▶ **Given instruction**: Find and copy each line of the records where the string "Oberflächentest" shows up.

(Dataset excerpt)
* start *
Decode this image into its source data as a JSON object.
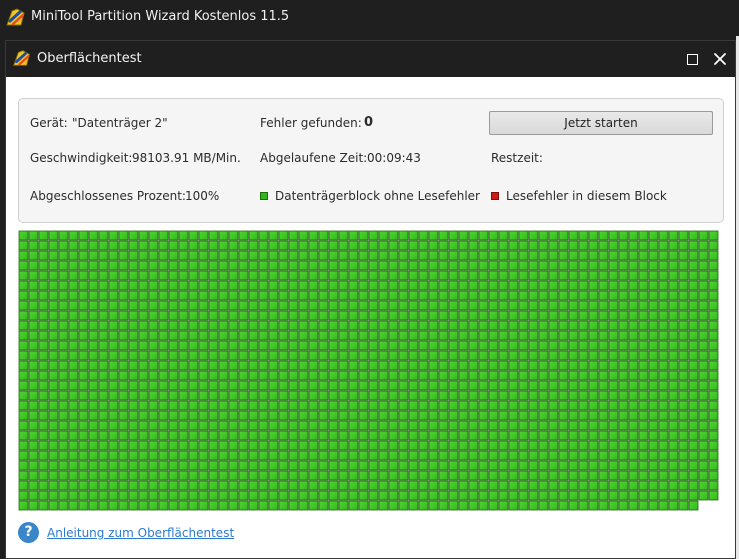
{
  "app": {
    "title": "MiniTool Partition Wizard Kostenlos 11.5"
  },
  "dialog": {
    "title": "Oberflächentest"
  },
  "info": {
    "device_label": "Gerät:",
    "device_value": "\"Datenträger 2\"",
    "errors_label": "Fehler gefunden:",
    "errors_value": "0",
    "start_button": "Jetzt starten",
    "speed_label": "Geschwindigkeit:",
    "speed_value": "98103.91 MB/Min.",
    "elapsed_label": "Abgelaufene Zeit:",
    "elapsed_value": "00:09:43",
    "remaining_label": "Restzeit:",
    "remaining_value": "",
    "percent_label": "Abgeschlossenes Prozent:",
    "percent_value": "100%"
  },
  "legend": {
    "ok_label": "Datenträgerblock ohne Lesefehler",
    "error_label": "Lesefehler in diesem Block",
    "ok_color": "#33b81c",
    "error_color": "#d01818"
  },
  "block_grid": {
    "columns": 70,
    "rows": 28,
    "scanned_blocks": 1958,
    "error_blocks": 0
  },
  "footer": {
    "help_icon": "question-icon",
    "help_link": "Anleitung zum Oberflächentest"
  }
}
* end *
▶ **Response**:
    "title": "Oberflächentest"
    "help_link": "Anleitung zum Oberflächentest"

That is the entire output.